Locate the lines where "Output" occurs and copy them as they stand.

□ □ □ □

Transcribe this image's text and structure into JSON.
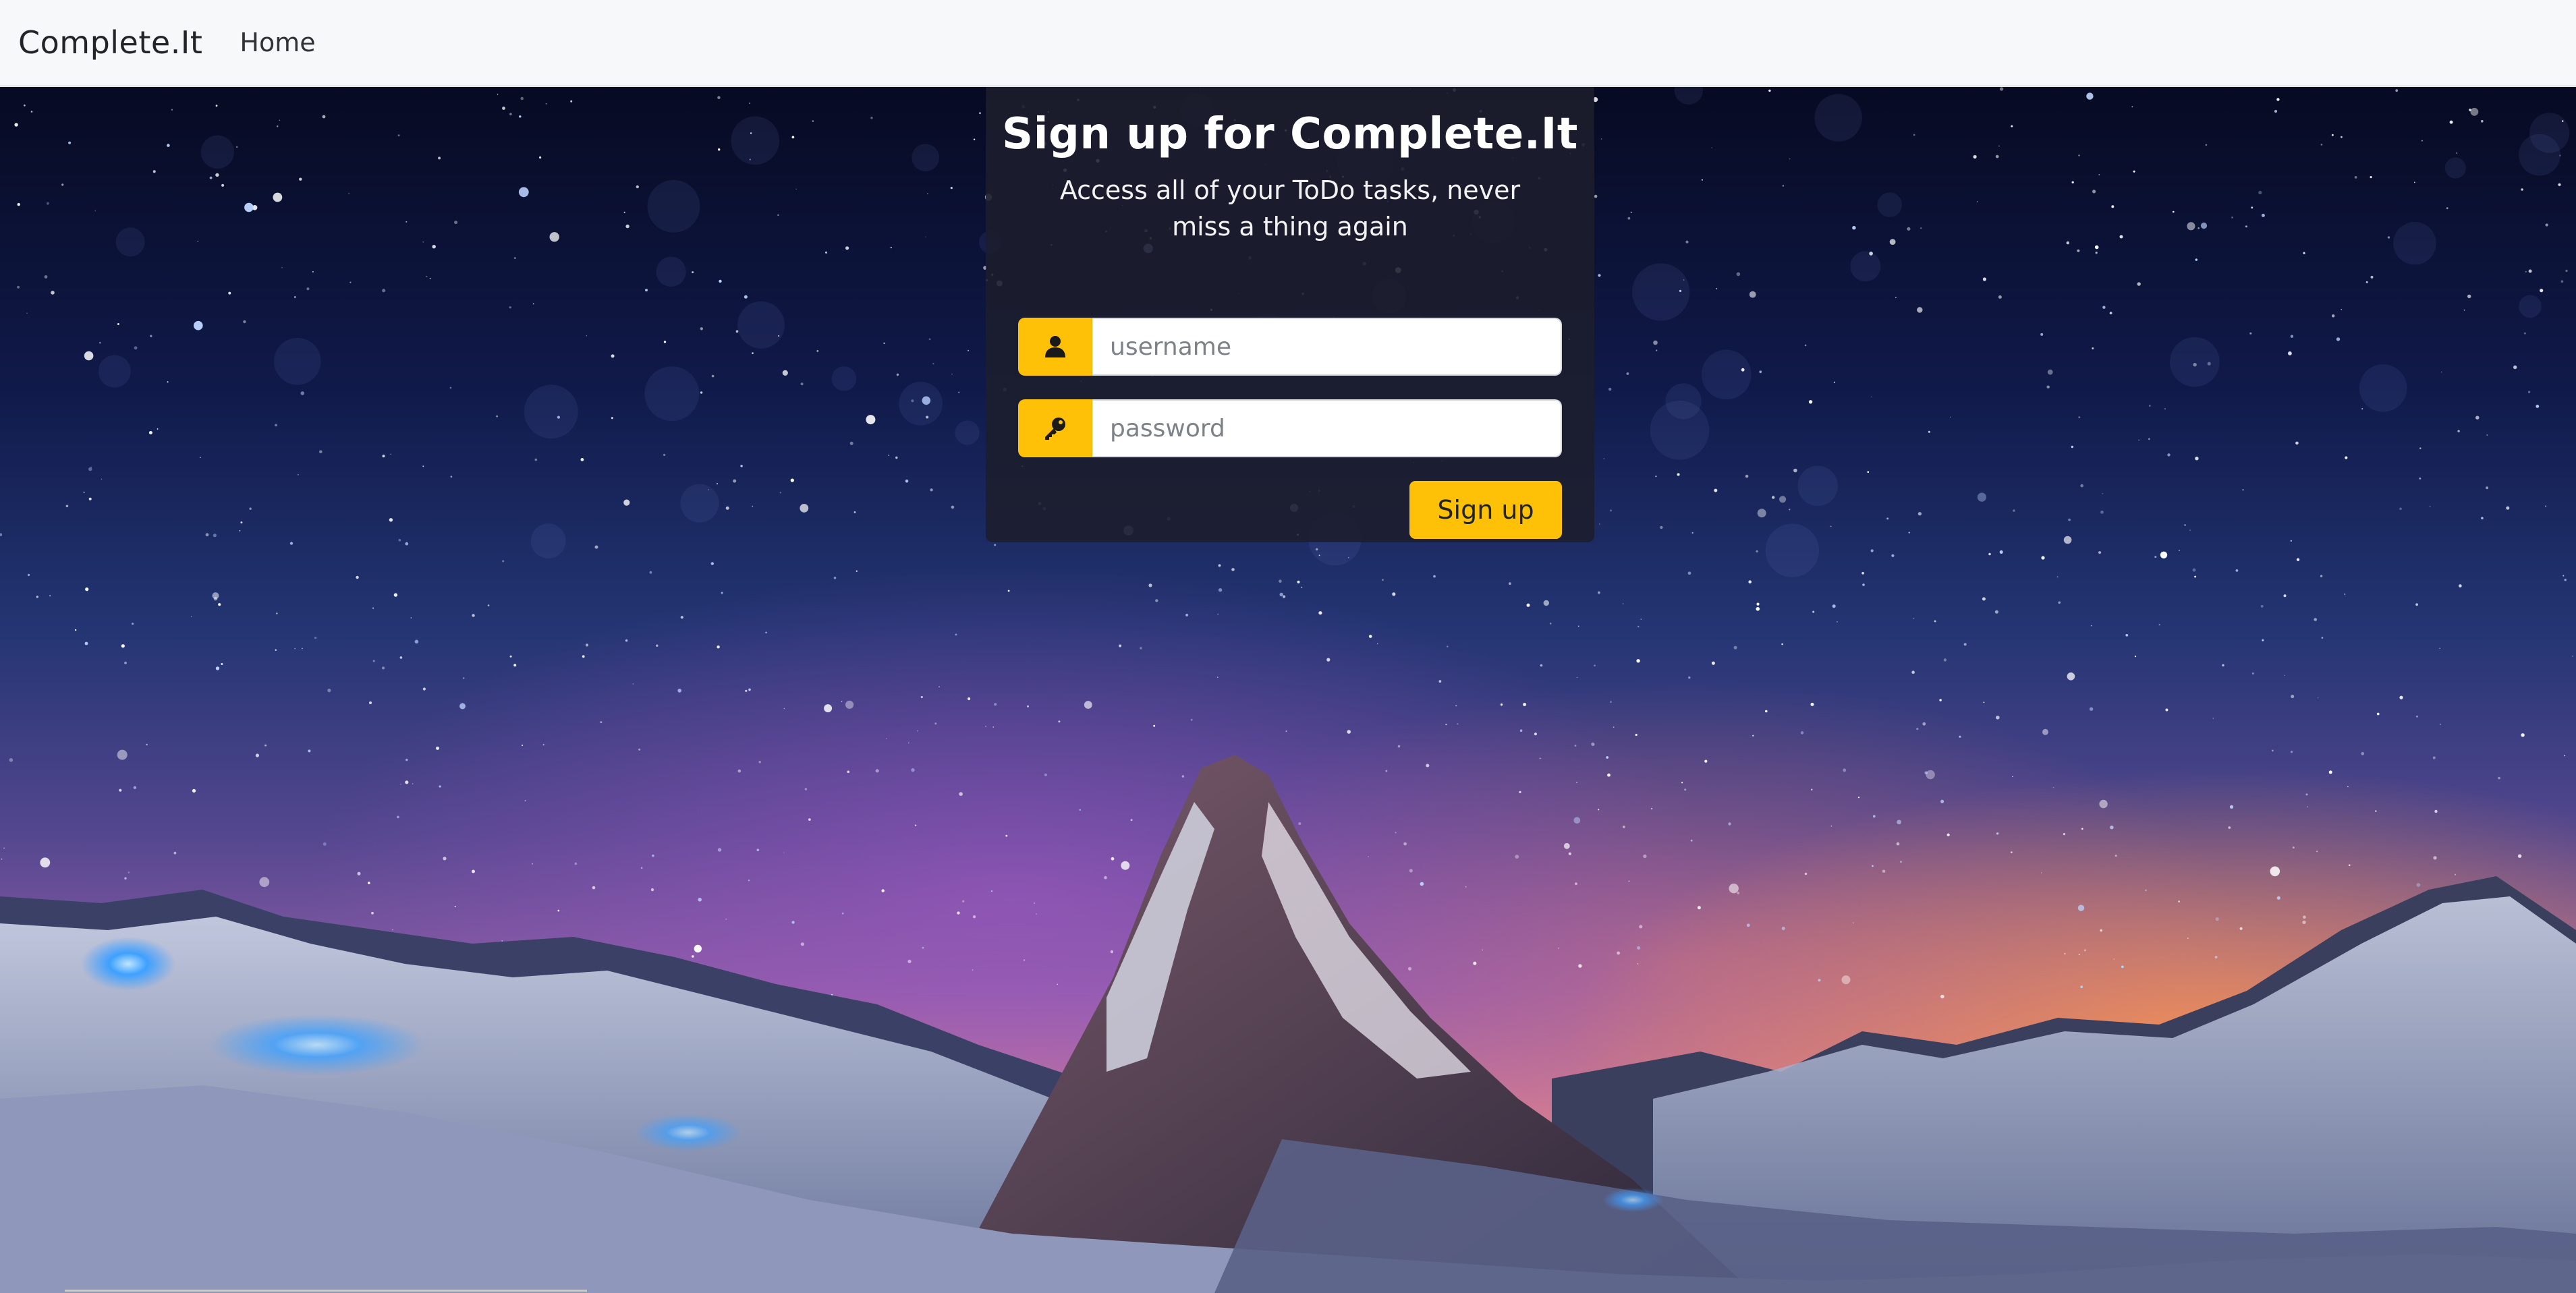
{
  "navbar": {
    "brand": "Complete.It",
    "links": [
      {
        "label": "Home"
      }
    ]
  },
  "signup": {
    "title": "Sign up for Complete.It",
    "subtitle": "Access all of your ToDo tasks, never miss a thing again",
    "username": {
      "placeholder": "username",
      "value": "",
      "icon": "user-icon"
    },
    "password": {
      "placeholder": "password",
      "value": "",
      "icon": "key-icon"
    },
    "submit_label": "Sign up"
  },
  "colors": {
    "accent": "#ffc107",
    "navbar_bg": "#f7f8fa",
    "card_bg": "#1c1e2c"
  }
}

□ □ □ □

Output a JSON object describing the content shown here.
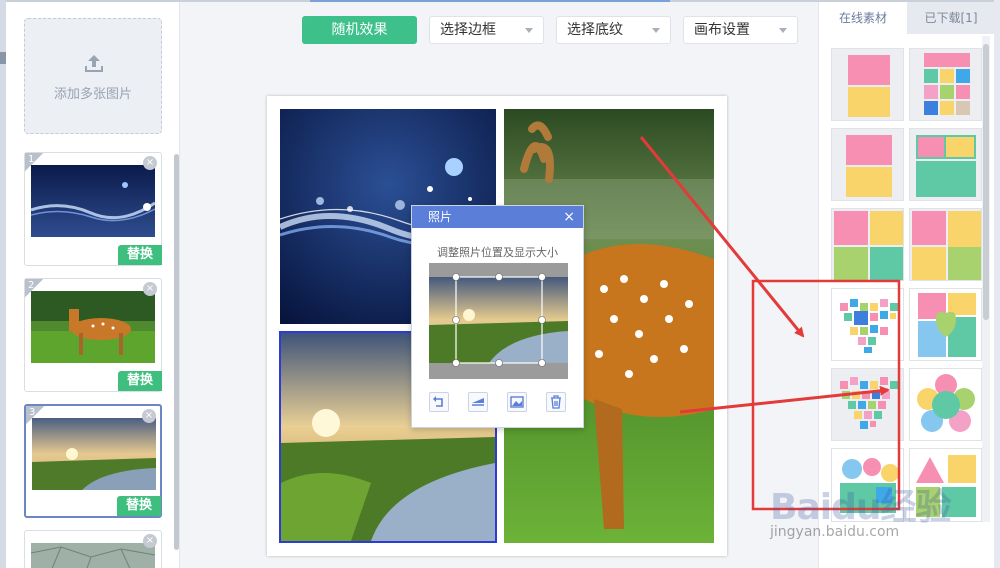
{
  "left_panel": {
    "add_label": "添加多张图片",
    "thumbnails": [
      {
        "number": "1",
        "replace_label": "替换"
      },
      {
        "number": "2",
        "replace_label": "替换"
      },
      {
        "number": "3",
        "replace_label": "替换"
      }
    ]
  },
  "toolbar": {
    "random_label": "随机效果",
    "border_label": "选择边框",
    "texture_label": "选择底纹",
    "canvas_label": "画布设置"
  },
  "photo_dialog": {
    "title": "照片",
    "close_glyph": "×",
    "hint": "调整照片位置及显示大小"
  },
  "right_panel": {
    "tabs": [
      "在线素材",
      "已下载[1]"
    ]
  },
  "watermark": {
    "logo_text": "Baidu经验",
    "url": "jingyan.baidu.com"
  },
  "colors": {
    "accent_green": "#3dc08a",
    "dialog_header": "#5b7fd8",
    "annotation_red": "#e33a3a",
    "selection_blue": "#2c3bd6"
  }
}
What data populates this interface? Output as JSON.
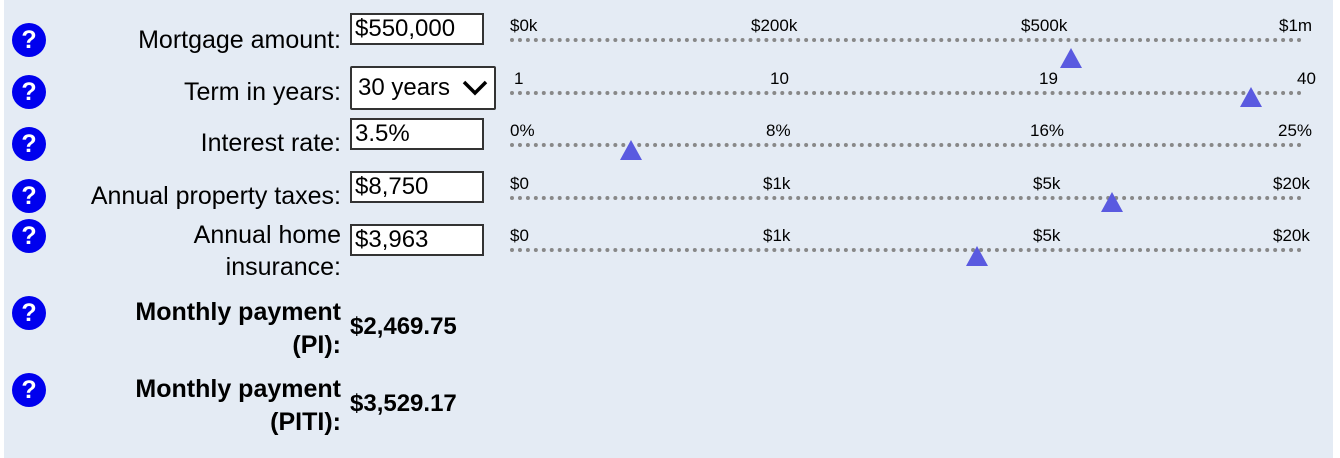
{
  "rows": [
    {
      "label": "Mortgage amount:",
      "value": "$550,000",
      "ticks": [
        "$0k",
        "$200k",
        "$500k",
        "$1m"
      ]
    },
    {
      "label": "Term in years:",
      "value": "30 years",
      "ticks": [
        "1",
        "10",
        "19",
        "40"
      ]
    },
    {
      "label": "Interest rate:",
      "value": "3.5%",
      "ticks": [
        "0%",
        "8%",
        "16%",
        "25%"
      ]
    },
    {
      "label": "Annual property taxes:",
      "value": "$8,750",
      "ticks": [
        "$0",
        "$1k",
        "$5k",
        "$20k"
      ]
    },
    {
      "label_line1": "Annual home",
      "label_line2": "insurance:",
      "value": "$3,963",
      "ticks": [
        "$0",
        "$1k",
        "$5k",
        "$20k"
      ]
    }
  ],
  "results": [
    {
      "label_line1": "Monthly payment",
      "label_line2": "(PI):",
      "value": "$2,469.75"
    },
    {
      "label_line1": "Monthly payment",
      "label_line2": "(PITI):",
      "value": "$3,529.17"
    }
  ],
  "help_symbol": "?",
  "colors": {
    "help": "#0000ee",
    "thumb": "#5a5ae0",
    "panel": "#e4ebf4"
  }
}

□ □ □ □

_RESPONSE FOR THIS EXERCISE_:
Output a JSON object describing the content shown here.
What data populates this interface? Output as JSON.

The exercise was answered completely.